> _DIRECTIONS_:
Search the listing for the string "frekvence" and copy every line that contains it.

> _GIVEN ENTRIES_:

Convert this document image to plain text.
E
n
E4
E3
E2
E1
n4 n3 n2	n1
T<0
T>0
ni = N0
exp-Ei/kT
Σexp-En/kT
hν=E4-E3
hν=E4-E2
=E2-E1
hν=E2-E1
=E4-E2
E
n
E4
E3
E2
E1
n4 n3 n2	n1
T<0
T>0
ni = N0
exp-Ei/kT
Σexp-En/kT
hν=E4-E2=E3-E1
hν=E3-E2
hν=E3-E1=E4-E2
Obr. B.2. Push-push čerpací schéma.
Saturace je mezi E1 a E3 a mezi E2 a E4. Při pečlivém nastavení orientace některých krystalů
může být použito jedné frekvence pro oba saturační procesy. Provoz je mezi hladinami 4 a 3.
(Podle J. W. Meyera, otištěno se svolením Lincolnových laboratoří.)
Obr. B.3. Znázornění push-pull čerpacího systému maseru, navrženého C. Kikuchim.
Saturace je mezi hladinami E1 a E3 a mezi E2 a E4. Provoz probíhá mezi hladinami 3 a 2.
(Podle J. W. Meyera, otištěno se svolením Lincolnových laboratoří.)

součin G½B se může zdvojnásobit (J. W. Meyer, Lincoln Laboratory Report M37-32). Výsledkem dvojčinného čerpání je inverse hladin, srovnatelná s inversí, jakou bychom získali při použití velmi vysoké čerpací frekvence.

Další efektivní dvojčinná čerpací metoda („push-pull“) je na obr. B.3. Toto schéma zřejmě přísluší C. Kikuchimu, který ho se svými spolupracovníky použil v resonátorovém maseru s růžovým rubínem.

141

---

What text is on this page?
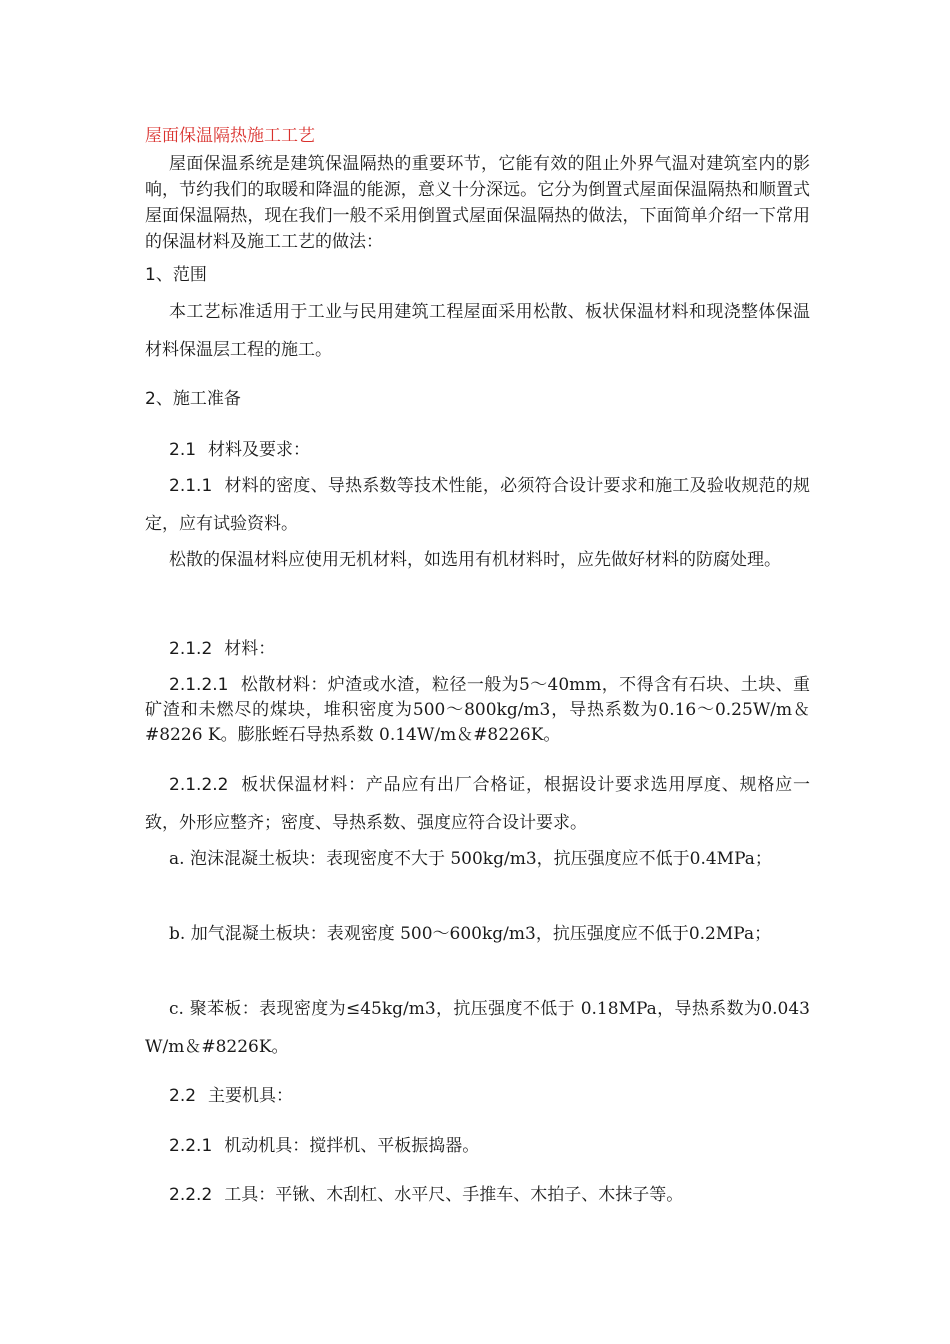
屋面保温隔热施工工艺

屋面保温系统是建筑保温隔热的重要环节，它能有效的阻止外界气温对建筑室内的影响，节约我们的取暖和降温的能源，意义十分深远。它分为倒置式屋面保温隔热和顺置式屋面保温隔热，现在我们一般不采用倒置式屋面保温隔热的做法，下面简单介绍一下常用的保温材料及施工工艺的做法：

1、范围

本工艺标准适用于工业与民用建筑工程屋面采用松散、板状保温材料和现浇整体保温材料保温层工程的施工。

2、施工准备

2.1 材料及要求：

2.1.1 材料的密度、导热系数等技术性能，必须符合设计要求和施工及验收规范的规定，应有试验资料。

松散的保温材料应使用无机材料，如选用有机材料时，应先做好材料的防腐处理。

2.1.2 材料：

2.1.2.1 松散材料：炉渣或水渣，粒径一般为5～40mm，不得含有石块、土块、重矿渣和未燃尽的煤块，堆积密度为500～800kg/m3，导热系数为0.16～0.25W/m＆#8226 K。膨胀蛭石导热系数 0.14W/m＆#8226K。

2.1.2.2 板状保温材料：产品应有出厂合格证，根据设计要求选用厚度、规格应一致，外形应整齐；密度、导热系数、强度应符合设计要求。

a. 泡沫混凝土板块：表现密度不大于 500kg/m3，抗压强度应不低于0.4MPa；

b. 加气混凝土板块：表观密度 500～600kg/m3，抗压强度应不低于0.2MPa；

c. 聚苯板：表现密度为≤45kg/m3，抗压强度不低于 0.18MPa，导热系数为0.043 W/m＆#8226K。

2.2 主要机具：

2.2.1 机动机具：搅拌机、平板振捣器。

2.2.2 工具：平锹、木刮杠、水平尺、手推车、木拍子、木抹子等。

> _ANSWER TO THE PROBLEM_:
může být použito jedné frekvence pro oba saturační procesy. Provoz je mezi hladinami 4 a 3.
součin G½B se může zdvojnásobit (J. W. Meyer, Lincoln Laboratory Report M37-32). Výsledkem dvojčinného čerpání je inverse hladin, srovnatelná s inversí, jakou bychom získali při použití velmi vysoké čerpací frekvence.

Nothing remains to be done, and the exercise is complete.